**WORK REQUIRED:** Lay out the lines of each item below as a numbered list, leaving out any blank lines.
----- DATASET RECORDS
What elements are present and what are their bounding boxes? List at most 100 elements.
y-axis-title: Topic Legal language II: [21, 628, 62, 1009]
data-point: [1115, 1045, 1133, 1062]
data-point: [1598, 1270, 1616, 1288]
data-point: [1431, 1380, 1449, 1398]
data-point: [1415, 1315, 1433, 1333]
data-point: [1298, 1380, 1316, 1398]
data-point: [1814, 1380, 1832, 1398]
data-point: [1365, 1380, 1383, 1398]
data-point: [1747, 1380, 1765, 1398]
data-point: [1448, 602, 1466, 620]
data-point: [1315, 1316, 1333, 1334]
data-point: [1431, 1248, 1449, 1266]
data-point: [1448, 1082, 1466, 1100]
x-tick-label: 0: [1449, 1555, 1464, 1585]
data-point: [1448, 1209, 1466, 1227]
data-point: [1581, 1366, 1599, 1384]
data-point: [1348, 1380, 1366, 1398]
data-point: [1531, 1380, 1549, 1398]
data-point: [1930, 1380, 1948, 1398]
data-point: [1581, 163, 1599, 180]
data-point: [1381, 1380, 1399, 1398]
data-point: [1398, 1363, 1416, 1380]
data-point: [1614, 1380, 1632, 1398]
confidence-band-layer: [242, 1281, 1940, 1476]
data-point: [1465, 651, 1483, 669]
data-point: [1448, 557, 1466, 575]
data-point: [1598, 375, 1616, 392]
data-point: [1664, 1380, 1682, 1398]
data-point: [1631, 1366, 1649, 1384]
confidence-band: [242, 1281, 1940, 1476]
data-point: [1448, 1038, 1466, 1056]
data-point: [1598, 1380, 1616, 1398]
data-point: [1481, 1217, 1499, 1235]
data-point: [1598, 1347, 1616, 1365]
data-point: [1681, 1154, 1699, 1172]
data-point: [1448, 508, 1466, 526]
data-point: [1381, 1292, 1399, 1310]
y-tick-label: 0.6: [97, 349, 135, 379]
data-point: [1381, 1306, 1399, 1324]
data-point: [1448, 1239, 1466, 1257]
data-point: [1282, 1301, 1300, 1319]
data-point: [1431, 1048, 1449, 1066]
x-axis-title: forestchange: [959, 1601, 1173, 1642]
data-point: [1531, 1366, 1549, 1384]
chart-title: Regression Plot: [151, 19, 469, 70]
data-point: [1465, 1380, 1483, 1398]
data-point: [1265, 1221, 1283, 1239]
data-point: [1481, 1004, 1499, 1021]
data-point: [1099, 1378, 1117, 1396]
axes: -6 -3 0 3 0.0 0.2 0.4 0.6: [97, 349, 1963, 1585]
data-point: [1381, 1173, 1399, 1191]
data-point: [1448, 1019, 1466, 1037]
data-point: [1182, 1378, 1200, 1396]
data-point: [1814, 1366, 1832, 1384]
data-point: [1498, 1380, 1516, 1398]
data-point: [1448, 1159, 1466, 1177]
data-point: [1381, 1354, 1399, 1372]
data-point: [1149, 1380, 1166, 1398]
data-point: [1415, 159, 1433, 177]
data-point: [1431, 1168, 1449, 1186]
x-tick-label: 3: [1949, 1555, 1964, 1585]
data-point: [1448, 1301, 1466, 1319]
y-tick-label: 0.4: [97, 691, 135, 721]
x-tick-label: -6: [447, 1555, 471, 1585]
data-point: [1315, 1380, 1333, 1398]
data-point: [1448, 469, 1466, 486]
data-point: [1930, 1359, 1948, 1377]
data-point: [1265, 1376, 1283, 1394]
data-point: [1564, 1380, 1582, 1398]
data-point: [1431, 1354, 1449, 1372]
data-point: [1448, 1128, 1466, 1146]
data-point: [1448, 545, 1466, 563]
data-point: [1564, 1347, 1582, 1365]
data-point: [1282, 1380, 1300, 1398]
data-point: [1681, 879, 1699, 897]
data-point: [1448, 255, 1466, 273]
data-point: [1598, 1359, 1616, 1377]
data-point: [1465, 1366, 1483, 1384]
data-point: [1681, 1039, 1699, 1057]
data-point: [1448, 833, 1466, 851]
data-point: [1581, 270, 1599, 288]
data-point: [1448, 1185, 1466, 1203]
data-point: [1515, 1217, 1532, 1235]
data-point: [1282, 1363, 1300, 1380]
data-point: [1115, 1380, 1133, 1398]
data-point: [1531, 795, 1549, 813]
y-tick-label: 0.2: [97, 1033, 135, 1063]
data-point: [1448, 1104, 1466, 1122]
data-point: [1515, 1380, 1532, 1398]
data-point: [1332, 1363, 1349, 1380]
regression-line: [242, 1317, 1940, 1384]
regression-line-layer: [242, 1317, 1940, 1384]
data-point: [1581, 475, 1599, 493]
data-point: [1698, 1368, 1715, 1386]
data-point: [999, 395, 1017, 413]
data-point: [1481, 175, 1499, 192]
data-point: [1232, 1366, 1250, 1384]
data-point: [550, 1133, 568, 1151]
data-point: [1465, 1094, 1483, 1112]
----------
**FINAL ANSWER:**
1. What elements are present and what are their bounding boxes? List at most 100 elements.
2. y-axis-title: Topic Legal language II: [21, 628, 62, 1009]
3. data-point: [1115, 1045, 1133, 1062]
4. data-point: [1598, 1270, 1616, 1288]
5. data-point: [1431, 1380, 1449, 1398]
6. data-point: [1415, 1315, 1433, 1333]
7. data-point: [1298, 1380, 1316, 1398]
8. data-point: [1814, 1380, 1832, 1398]
9. data-point: [1365, 1380, 1383, 1398]
10. data-point: [1747, 1380, 1765, 1398]
11. data-point: [1448, 602, 1466, 620]
12. data-point: [1315, 1316, 1333, 1334]
13. data-point: [1431, 1248, 1449, 1266]
14. data-point: [1448, 1082, 1466, 1100]
15. x-tick-label: 0: [1449, 1555, 1464, 1585]
16. data-point: [1448, 1209, 1466, 1227]
17. data-point: [1581, 1366, 1599, 1384]
18. data-point: [1348, 1380, 1366, 1398]
19. data-point: [1531, 1380, 1549, 1398]
20. data-point: [1930, 1380, 1948, 1398]
21. data-point: [1581, 163, 1599, 180]
22. data-point: [1381, 1380, 1399, 1398]
23. data-point: [1398, 1363, 1416, 1380]
24. data-point: [1614, 1380, 1632, 1398]
25. confidence-band-layer: [242, 1281, 1940, 1476]
26. data-point: [1465, 651, 1483, 669]
27. data-point: [1448, 557, 1466, 575]
28. data-point: [1598, 375, 1616, 392]
29. data-point: [1664, 1380, 1682, 1398]
30. data-point: [1631, 1366, 1649, 1384]
31. confidence-band: [242, 1281, 1940, 1476]
32. data-point: [1448, 1038, 1466, 1056]
33. data-point: [1598, 1380, 1616, 1398]
34. data-point: [1481, 1217, 1499, 1235]
35. data-point: [1598, 1347, 1616, 1365]
36. data-point: [1681, 1154, 1699, 1172]
37. data-point: [1448, 508, 1466, 526]
38. data-point: [1381, 1292, 1399, 1310]
39. y-tick-label: 0.6: [97, 349, 135, 379]
40. data-point: [1381, 1306, 1399, 1324]
41. data-point: [1448, 1239, 1466, 1257]
42. data-point: [1282, 1301, 1300, 1319]
43. data-point: [1431, 1048, 1449, 1066]
44. x-axis-title: forestchange: [959, 1601, 1173, 1642]
45. data-point: [1531, 1366, 1549, 1384]
46. chart-title: Regression Plot: [151, 19, 469, 70]
47. data-point: [1465, 1380, 1483, 1398]
48. data-point: [1265, 1221, 1283, 1239]
49. data-point: [1481, 1004, 1499, 1021]
50. data-point: [1099, 1378, 1117, 1396]
51. axes: -6 -3 0 3 0.0 0.2 0.4 0.6: [97, 349, 1963, 1585]
52. data-point: [1381, 1173, 1399, 1191]
53. data-point: [1448, 1019, 1466, 1037]
54. data-point: [1182, 1378, 1200, 1396]
55. data-point: [1814, 1366, 1832, 1384]
56. data-point: [1498, 1380, 1516, 1398]
57. data-point: [1448, 1159, 1466, 1177]
58. data-point: [1381, 1354, 1399, 1372]
59. data-point: [1149, 1380, 1166, 1398]
60. data-point: [1415, 159, 1433, 177]
61. data-point: [1431, 1168, 1449, 1186]
62. x-tick-label: 3: [1949, 1555, 1964, 1585]
63. data-point: [1448, 1301, 1466, 1319]
64. y-tick-label: 0.4: [97, 691, 135, 721]
65. x-tick-label: -6: [447, 1555, 471, 1585]
66. data-point: [1315, 1380, 1333, 1398]
67. data-point: [1448, 469, 1466, 486]
68. data-point: [1930, 1359, 1948, 1377]
69. data-point: [1265, 1376, 1283, 1394]
70. data-point: [1564, 1380, 1582, 1398]
71. data-point: [1431, 1354, 1449, 1372]
72. data-point: [1448, 1128, 1466, 1146]
73. data-point: [1448, 545, 1466, 563]
74. data-point: [1564, 1347, 1582, 1365]
75. data-point: [1282, 1380, 1300, 1398]
76. data-point: [1681, 879, 1699, 897]
77. data-point: [1448, 255, 1466, 273]
78. data-point: [1598, 1359, 1616, 1377]
79. data-point: [1465, 1366, 1483, 1384]
80. data-point: [1681, 1039, 1699, 1057]
81. data-point: [1448, 833, 1466, 851]
82. data-point: [1581, 270, 1599, 288]
83. data-point: [1448, 1185, 1466, 1203]
84. data-point: [1515, 1217, 1532, 1235]
85. data-point: [1282, 1363, 1300, 1380]
86. data-point: [1115, 1380, 1133, 1398]
87. data-point: [1531, 795, 1549, 813]
88. y-tick-label: 0.2: [97, 1033, 135, 1063]
89. data-point: [1448, 1104, 1466, 1122]
90. data-point: [1515, 1380, 1532, 1398]
91. data-point: [1332, 1363, 1349, 1380]
92. regression-line: [242, 1317, 1940, 1384]
93. regression-line-layer: [242, 1317, 1940, 1384]
94. data-point: [1581, 475, 1599, 493]
95. data-point: [1698, 1368, 1715, 1386]
96. data-point: [999, 395, 1017, 413]
97. data-point: [1481, 175, 1499, 192]
98. data-point: [1232, 1366, 1250, 1384]
99. data-point: [550, 1133, 568, 1151]
100. data-point: [1465, 1094, 1483, 1112]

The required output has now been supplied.